● The data
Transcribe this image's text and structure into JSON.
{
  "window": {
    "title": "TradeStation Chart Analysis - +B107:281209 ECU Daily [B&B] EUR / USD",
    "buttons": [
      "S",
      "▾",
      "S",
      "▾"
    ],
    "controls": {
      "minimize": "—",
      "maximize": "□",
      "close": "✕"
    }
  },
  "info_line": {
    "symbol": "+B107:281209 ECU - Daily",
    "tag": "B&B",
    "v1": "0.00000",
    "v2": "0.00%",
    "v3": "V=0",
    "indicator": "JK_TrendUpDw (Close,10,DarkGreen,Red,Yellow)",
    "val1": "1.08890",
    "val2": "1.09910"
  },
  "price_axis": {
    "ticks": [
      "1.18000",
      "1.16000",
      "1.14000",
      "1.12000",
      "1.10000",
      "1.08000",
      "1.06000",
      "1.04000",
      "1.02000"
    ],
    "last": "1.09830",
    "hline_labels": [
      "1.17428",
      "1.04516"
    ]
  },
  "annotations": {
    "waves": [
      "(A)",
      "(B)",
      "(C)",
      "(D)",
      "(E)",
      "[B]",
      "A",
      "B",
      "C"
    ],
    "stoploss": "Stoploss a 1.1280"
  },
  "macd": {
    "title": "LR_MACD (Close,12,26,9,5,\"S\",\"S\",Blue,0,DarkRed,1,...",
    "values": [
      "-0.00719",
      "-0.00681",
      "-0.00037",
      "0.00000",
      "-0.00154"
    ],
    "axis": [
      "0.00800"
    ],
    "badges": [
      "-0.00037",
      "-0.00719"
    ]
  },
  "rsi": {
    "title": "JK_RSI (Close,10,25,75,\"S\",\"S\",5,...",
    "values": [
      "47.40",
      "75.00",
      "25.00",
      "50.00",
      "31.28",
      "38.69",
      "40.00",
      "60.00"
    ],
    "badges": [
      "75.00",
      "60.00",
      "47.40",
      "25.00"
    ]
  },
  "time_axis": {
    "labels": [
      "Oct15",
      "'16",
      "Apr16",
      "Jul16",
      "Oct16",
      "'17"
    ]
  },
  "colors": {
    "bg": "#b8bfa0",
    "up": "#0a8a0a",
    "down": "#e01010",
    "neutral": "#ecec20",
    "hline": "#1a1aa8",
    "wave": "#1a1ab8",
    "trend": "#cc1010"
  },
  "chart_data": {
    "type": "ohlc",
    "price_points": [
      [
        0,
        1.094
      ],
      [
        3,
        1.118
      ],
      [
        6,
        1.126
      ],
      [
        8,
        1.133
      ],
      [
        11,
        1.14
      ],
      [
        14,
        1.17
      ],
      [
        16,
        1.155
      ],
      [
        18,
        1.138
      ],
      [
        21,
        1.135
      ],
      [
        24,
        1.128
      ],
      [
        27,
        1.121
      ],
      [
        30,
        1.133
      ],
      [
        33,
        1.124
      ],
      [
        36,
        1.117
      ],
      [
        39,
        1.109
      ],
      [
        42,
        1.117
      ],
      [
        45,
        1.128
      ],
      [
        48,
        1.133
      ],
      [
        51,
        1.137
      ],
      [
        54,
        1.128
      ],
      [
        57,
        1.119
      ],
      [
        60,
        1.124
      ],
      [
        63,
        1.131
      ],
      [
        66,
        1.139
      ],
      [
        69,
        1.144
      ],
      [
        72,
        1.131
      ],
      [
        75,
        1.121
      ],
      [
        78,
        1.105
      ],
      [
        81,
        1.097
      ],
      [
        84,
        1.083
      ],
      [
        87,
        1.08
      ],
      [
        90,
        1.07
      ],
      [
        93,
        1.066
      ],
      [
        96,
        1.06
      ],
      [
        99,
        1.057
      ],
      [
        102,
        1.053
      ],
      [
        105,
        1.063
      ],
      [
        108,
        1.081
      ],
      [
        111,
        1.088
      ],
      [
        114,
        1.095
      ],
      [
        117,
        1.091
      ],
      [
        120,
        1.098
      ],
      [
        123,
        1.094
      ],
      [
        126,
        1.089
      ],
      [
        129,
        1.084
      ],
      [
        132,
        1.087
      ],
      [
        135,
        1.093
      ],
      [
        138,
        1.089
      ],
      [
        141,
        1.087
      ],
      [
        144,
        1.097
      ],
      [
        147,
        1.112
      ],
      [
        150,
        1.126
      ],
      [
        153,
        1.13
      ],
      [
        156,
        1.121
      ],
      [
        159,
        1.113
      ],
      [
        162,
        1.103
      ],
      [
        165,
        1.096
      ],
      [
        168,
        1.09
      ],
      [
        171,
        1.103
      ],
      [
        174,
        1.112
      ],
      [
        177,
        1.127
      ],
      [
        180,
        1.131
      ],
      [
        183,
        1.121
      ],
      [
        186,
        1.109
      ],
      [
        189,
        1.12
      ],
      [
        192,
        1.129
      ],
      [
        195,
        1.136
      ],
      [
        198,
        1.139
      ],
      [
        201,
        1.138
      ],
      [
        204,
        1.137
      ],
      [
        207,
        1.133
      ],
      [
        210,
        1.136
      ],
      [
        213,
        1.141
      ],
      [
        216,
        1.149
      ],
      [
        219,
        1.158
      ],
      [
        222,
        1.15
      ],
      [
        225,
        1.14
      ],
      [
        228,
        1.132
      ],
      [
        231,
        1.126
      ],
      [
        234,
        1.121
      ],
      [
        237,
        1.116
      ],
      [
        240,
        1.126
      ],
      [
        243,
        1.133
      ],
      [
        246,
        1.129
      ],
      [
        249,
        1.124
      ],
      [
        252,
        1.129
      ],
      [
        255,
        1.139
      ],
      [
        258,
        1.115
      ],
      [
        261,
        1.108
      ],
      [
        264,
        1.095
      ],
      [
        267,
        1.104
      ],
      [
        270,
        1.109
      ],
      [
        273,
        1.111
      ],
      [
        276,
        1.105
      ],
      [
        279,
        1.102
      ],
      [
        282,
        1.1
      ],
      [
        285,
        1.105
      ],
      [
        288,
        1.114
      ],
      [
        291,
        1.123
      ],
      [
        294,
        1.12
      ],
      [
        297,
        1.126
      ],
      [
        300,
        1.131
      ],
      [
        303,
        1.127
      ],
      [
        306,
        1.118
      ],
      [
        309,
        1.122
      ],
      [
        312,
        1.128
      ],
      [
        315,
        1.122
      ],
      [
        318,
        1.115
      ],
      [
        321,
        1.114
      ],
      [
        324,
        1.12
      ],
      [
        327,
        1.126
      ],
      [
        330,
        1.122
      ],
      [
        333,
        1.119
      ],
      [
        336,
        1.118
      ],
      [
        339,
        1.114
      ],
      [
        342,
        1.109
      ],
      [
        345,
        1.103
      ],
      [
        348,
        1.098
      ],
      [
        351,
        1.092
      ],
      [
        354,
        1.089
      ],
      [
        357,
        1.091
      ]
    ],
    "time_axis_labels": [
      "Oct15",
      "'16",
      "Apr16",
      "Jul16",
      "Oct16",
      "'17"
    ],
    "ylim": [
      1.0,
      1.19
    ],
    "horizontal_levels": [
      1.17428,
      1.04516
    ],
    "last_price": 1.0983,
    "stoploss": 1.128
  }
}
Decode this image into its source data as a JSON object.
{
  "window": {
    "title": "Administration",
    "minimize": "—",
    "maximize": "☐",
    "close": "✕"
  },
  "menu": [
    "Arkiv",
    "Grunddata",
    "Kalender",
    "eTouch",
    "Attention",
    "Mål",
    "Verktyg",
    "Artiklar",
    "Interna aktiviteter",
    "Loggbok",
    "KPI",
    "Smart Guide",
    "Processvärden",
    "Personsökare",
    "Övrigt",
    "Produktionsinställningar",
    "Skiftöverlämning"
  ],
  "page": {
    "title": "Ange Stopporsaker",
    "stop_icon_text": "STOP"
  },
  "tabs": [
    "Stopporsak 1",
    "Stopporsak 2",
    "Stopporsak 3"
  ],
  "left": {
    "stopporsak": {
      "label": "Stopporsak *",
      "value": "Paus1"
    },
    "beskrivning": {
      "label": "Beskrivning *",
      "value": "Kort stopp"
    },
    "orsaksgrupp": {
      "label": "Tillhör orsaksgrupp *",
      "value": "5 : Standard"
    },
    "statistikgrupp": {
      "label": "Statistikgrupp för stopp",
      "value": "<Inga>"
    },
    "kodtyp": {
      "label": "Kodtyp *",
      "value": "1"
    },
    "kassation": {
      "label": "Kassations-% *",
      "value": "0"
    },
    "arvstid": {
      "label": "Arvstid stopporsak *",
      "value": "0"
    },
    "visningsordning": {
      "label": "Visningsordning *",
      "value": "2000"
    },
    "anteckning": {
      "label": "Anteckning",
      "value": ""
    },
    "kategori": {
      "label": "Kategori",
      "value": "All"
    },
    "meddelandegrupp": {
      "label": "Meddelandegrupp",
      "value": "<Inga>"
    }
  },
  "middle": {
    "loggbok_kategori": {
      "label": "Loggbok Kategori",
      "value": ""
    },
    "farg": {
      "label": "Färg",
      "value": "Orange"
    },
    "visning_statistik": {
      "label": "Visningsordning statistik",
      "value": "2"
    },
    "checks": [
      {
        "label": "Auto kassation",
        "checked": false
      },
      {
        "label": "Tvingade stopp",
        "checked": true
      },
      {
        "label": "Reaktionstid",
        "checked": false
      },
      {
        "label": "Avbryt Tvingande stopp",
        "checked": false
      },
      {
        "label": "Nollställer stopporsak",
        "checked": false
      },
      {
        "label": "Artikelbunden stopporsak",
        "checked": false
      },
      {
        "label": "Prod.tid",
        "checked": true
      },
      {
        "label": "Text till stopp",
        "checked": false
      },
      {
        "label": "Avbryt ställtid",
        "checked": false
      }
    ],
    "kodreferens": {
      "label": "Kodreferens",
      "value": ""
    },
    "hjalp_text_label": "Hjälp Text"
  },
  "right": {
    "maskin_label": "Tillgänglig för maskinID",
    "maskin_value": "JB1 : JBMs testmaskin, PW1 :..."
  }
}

● What is expected
Locate the lines above that hold the word "image". Show every one of them.

● Task solution
Transcribe this image's text and structure into JSON.
Decode this image into its source data as a JSON object.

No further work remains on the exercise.